• [EXERCISE INSTRUCTIONS] What is the number of lines in the data that hold the string "Total"? Reply with that number only.
---------- AVAILABLE RECORDS
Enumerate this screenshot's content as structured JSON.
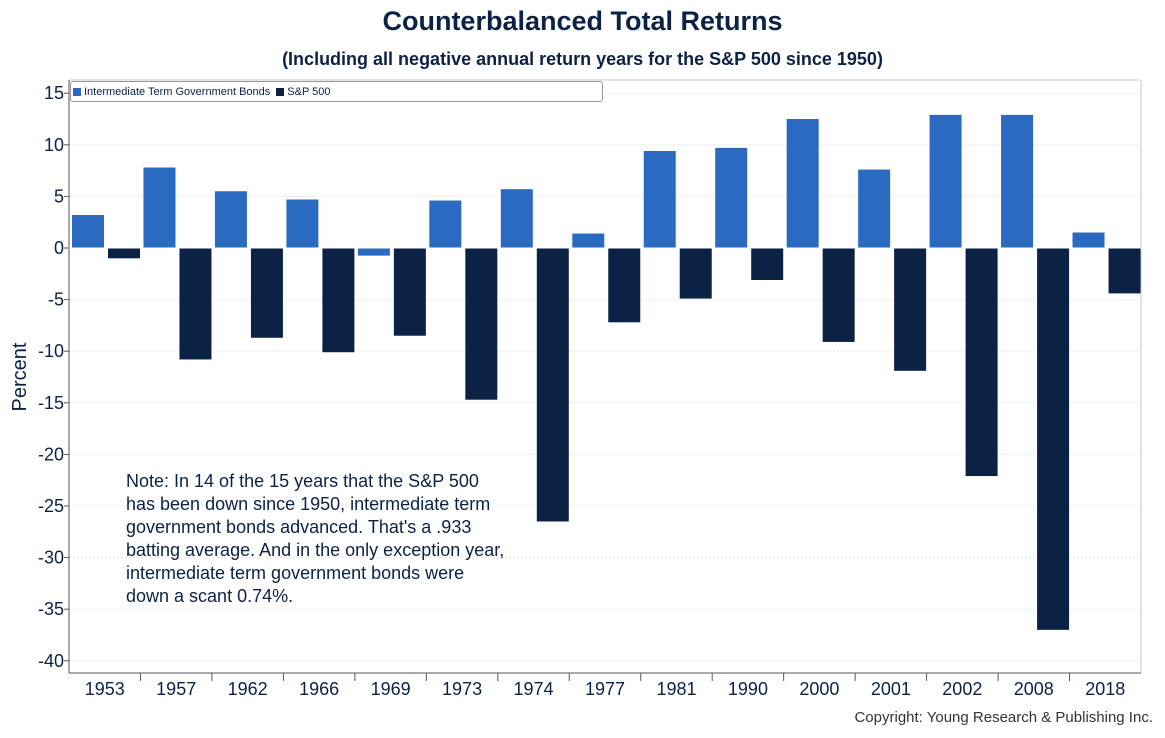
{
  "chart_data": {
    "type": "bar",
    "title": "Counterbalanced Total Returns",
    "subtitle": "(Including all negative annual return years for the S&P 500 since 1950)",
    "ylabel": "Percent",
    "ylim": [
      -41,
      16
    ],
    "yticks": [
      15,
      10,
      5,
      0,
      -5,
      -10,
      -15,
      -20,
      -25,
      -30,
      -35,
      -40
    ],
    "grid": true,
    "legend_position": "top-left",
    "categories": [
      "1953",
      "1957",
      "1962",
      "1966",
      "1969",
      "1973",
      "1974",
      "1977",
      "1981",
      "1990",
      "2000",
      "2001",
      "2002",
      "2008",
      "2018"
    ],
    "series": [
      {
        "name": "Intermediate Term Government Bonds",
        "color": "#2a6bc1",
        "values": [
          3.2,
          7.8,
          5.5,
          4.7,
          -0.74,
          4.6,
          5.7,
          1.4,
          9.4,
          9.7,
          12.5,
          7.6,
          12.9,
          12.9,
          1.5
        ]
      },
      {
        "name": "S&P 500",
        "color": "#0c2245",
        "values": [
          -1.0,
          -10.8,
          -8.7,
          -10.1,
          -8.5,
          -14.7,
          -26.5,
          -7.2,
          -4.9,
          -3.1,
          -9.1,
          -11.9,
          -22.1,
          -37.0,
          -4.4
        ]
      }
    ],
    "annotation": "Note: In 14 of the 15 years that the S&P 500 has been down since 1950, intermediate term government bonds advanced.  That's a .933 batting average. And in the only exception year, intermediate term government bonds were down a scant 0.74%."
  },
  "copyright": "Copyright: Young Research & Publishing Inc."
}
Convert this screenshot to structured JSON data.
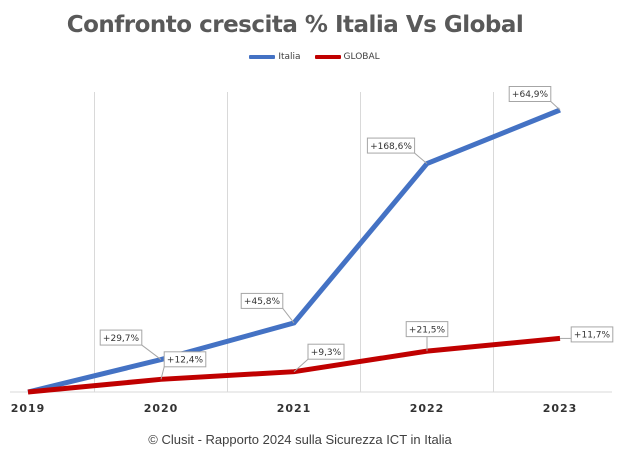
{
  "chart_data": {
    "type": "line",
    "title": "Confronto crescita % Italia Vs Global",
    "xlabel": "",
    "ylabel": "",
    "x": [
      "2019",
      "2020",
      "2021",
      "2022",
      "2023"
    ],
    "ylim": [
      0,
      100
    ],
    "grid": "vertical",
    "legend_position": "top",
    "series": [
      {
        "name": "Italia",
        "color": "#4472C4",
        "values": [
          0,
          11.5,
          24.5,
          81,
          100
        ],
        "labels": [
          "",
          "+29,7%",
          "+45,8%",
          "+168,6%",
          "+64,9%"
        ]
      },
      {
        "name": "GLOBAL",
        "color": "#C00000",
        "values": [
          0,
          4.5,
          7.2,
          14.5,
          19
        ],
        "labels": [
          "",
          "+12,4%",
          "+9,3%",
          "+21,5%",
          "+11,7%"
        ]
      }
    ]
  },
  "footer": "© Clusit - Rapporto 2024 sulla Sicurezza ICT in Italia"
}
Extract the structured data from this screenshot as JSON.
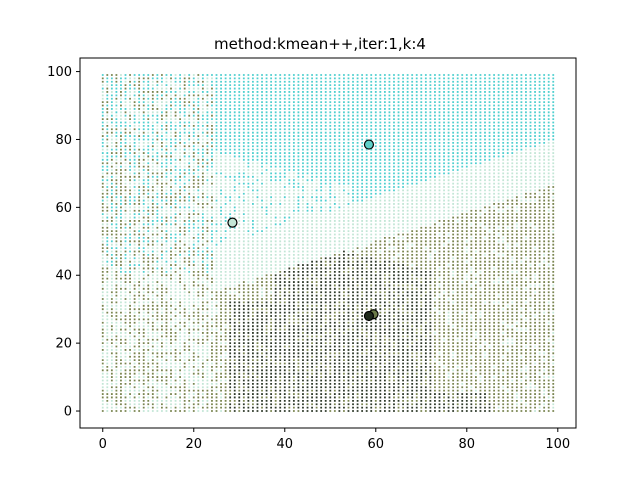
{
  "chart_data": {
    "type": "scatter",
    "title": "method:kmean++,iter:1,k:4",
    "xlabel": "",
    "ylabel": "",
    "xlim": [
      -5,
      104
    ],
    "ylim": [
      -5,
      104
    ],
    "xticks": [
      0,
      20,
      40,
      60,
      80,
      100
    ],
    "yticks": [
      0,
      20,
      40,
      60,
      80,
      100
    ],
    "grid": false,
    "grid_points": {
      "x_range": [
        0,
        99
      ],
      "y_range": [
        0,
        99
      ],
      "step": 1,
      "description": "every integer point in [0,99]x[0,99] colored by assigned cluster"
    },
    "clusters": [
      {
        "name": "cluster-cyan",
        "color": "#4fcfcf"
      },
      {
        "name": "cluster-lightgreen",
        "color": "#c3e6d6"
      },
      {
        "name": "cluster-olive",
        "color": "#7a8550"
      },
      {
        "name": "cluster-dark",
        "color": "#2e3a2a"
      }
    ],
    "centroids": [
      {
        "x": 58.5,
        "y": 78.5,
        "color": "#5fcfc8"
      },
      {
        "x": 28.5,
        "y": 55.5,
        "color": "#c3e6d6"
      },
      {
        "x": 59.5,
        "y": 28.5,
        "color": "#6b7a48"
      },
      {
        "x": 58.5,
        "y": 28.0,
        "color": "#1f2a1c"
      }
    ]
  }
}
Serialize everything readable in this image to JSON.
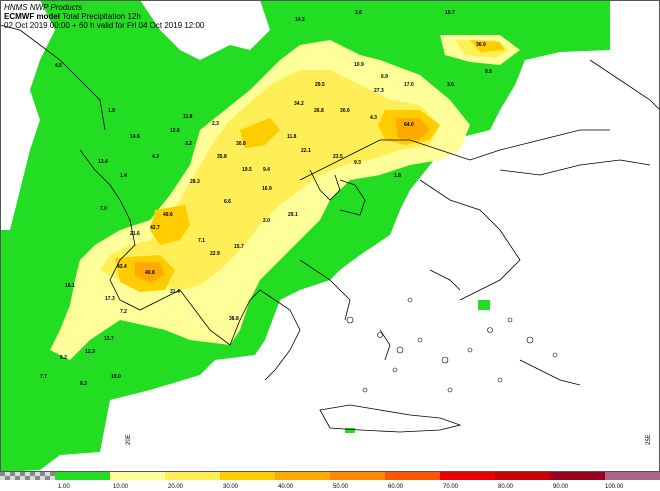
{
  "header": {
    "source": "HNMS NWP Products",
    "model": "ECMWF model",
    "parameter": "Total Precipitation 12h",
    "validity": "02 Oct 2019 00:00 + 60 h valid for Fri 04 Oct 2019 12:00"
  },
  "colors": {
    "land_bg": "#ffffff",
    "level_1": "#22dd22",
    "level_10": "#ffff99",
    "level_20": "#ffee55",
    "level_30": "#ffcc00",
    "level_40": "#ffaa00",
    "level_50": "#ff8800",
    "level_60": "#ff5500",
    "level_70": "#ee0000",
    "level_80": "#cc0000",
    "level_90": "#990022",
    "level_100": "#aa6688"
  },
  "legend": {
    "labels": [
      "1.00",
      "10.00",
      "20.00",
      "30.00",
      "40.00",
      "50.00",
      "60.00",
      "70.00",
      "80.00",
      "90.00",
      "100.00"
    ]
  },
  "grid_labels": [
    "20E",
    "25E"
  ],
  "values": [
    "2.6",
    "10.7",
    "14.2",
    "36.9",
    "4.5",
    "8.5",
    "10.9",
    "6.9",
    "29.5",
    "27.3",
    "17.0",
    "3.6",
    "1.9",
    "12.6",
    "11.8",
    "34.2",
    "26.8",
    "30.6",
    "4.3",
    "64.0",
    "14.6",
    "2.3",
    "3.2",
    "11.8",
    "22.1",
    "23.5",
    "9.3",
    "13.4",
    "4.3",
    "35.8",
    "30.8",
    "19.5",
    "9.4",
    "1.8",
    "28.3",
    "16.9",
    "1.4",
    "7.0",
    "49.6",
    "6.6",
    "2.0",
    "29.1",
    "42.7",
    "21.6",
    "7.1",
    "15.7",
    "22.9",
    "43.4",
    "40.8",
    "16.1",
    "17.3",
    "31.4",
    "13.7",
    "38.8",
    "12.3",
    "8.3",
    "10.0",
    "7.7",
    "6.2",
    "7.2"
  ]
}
--------------------
• [WRITTEN REPLY] 2